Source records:
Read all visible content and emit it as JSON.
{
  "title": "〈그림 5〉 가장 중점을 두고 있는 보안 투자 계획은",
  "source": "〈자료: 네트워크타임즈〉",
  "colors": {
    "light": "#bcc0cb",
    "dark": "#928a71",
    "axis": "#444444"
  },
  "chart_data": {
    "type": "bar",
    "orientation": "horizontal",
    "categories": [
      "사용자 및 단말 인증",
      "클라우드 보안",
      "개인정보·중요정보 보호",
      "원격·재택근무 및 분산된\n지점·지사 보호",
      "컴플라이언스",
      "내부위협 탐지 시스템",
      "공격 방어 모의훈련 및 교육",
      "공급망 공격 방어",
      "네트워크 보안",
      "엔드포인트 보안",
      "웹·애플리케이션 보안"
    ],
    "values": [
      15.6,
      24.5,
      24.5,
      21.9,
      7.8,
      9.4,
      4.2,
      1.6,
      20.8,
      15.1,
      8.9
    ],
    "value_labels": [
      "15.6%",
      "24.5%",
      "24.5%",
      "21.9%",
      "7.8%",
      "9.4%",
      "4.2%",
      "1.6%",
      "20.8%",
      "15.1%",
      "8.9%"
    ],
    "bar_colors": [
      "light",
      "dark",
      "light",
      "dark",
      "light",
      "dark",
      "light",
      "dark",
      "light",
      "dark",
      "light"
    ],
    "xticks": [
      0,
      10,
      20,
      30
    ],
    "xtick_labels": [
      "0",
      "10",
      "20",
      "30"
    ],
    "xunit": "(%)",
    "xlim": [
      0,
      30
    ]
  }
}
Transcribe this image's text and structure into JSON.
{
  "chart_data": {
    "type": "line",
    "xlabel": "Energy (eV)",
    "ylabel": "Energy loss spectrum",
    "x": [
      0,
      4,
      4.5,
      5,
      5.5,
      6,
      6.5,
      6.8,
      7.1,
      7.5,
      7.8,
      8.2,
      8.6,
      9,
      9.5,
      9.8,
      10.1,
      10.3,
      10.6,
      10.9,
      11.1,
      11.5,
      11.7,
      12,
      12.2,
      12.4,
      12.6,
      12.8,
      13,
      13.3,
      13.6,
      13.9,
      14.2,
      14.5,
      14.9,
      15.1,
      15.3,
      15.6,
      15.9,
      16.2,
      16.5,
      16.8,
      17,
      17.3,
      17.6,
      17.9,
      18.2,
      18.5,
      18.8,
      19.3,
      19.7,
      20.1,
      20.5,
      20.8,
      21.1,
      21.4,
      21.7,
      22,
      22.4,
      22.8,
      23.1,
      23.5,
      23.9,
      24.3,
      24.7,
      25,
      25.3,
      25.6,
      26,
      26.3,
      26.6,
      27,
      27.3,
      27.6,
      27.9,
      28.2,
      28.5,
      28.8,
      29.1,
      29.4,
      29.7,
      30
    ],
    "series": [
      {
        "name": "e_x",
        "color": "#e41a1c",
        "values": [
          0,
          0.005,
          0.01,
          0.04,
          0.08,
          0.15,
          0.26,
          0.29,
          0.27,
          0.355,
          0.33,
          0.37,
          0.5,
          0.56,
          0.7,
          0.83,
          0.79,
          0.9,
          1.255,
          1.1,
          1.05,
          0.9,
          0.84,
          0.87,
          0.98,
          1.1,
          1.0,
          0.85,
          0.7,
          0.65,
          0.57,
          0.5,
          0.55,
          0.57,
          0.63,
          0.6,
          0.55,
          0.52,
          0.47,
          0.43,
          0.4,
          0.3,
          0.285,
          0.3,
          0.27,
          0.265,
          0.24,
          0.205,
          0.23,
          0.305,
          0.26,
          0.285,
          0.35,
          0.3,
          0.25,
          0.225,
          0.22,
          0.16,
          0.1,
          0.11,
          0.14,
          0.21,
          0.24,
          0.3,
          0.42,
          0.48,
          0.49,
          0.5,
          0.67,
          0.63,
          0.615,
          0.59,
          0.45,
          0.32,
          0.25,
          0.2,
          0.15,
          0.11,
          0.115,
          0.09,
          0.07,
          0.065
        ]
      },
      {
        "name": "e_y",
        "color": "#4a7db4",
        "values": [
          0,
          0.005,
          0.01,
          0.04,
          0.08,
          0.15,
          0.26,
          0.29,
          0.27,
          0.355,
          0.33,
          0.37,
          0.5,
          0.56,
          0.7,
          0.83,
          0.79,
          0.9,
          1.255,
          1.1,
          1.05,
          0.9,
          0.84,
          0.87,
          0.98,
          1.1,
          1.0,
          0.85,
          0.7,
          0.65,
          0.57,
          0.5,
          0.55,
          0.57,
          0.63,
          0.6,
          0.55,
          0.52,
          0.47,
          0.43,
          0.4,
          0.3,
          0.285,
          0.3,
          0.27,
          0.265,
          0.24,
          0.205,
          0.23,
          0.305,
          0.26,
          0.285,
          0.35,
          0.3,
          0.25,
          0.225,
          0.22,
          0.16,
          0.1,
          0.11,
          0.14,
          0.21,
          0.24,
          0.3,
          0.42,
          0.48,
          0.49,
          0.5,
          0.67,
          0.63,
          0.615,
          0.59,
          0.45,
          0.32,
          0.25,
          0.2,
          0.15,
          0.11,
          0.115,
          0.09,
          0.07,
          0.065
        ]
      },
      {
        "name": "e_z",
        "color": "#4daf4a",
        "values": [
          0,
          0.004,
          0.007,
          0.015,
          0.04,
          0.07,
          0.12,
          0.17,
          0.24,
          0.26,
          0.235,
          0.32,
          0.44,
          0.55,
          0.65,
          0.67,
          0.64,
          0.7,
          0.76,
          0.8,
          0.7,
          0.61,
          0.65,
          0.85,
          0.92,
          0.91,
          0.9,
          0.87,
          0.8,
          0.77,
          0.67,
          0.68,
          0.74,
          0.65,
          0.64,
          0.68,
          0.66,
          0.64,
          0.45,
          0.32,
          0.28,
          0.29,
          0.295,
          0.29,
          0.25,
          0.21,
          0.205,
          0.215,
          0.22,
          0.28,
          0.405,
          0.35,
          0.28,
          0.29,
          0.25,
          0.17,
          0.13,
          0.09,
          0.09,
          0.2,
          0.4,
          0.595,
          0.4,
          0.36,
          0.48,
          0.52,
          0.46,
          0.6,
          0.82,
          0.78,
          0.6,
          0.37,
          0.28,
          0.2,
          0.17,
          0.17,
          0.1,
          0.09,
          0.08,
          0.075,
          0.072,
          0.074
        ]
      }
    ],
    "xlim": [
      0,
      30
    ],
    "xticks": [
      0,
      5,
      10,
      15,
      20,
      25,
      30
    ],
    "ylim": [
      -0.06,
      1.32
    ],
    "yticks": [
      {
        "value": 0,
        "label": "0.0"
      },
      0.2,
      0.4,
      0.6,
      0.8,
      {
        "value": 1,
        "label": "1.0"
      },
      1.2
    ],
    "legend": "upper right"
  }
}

# What is required
Show all lines from the data above in which the word "Energy" appears.

# Result
    "xlabel": "Energy (eV)",
    "ylabel": "Energy loss spectrum",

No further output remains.